=== INFORMATION PROVIDED ===
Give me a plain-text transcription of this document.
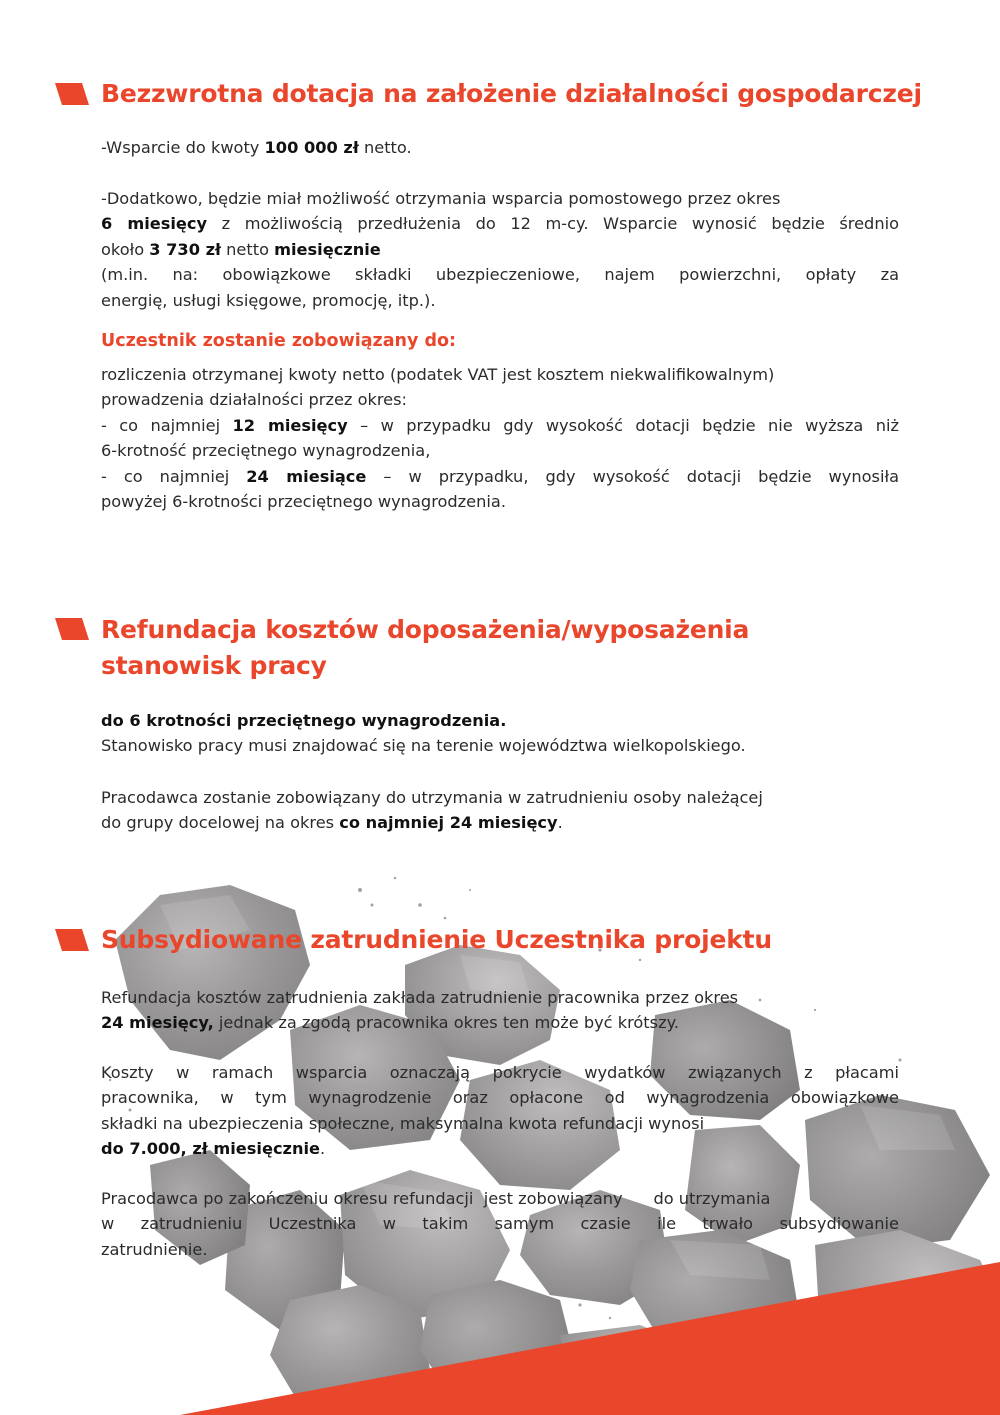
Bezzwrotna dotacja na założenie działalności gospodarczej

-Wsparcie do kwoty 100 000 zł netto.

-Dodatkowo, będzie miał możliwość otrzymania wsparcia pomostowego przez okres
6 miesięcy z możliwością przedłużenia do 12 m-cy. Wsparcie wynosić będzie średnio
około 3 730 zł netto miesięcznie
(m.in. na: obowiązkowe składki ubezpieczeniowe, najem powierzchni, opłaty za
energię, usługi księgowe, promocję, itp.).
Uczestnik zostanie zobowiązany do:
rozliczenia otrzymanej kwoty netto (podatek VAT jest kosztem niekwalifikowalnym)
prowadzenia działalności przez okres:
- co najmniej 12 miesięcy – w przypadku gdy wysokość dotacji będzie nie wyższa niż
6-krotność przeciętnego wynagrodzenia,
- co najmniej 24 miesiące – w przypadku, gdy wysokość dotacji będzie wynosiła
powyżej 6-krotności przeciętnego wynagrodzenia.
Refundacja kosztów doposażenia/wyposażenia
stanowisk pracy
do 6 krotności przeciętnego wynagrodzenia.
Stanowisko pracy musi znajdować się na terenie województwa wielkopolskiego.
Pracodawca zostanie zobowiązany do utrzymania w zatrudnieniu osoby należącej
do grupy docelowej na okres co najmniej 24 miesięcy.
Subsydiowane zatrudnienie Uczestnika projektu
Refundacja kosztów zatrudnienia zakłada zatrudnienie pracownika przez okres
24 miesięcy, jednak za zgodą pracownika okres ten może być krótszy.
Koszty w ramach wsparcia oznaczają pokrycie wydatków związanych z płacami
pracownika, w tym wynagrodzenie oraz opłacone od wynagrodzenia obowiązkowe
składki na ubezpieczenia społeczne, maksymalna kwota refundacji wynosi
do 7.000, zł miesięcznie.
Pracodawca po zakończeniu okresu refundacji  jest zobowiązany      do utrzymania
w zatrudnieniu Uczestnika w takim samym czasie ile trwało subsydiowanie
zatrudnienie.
===
=== INFORMATION PROVIDED ===
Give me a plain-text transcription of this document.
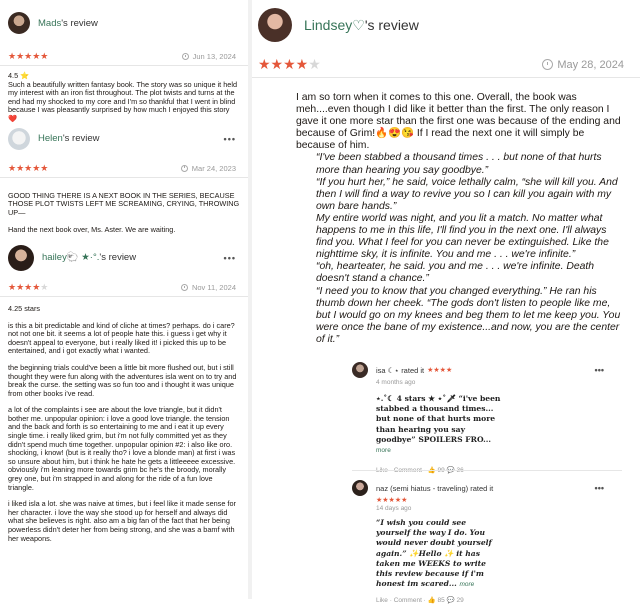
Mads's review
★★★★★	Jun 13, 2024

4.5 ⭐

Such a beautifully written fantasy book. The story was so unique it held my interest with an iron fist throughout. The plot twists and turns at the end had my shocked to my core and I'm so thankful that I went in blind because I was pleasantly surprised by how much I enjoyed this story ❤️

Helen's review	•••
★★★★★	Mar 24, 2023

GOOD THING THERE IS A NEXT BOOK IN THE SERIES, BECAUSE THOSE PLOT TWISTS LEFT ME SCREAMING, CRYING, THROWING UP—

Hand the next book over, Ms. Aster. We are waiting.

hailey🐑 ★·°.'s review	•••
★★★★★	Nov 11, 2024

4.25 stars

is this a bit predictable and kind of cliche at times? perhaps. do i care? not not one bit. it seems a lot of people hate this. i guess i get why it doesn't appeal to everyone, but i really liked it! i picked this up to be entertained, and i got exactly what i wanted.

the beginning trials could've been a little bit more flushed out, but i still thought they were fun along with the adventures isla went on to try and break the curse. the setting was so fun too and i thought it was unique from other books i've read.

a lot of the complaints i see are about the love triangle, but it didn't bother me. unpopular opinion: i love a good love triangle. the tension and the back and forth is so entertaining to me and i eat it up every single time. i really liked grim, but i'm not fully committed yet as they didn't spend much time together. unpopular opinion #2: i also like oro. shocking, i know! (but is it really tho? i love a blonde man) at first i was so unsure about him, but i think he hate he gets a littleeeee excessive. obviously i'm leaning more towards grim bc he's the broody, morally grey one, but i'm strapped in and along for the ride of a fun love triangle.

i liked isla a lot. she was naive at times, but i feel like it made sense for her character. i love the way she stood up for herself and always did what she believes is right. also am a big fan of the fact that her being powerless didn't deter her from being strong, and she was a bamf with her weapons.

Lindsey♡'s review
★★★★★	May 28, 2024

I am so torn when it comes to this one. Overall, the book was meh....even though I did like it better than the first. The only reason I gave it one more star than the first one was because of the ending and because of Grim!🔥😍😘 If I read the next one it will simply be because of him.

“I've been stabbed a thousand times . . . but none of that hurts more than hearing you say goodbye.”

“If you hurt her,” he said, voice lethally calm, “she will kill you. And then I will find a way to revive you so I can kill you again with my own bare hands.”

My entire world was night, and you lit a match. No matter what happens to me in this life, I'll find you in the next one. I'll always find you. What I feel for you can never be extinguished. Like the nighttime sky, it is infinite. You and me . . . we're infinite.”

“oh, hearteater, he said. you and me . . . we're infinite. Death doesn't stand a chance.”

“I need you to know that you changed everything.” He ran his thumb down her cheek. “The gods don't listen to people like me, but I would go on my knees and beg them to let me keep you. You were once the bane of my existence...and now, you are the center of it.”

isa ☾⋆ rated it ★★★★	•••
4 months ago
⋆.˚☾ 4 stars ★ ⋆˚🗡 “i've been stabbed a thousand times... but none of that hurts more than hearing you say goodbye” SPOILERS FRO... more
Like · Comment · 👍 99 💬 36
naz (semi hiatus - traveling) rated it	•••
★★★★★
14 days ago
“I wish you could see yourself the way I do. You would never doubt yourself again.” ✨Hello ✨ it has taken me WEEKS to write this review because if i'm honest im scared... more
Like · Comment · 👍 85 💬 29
===
=== INFORMATION PROVIDED ===
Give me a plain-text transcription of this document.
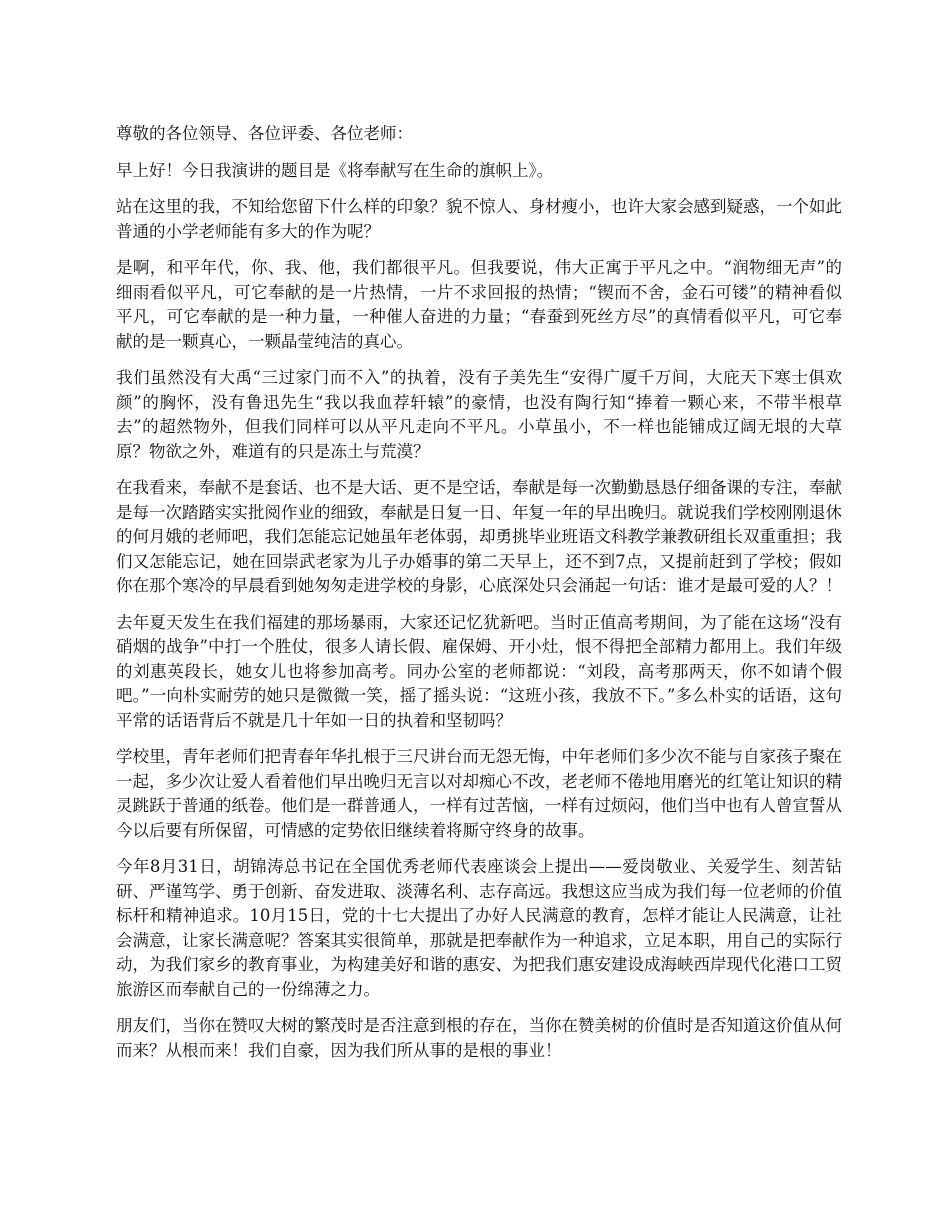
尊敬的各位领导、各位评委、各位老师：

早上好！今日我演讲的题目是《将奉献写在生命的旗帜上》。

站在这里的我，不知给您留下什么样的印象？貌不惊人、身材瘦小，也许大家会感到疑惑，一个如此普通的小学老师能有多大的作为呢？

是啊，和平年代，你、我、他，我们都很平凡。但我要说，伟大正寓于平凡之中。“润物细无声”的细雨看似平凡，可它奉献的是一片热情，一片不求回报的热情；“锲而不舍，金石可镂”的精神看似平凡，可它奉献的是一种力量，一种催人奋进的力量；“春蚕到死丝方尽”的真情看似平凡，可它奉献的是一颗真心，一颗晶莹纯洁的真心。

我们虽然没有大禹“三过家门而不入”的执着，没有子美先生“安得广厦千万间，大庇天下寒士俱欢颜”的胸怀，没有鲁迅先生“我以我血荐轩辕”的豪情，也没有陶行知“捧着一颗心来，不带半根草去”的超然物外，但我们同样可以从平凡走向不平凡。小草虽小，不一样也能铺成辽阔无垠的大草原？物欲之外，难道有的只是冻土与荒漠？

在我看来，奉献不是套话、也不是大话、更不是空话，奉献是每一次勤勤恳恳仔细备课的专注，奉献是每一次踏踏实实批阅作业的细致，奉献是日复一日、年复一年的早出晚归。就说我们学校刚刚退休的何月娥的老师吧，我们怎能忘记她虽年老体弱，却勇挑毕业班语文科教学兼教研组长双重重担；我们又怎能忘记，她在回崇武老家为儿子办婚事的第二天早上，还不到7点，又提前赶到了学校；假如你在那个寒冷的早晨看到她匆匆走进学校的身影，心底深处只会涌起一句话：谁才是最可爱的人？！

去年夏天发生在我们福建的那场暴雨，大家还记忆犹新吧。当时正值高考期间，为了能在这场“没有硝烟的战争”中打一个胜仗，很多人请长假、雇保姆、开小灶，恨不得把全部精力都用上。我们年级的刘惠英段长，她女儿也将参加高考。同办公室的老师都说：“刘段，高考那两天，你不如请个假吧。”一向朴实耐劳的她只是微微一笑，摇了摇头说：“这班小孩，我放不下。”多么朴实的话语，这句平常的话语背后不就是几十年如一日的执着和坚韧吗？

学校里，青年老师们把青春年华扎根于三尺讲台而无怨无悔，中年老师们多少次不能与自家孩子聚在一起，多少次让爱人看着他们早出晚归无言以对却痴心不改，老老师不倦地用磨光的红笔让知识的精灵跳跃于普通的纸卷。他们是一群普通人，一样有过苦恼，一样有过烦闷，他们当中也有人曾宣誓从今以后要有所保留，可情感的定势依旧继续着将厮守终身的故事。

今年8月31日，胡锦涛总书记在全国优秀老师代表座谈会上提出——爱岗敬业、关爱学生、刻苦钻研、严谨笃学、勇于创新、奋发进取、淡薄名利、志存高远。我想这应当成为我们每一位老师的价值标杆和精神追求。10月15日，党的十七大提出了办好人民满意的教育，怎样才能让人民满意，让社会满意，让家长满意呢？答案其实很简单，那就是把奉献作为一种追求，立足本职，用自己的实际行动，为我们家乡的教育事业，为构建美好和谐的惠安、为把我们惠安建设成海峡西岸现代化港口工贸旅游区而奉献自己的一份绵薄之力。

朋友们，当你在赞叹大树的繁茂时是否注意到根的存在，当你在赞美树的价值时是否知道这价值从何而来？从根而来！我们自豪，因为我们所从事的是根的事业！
===
## YOUR INSTRUCTIONS
Find the word "zostanie" in the data and show each line that holds it.

## ANSWER FOR THIS EXERCISE
Uczestnik zostanie zobowiązany do:
Pracodawca zostanie zobowiązany do utrzymania w zatrudnieniu osoby należącej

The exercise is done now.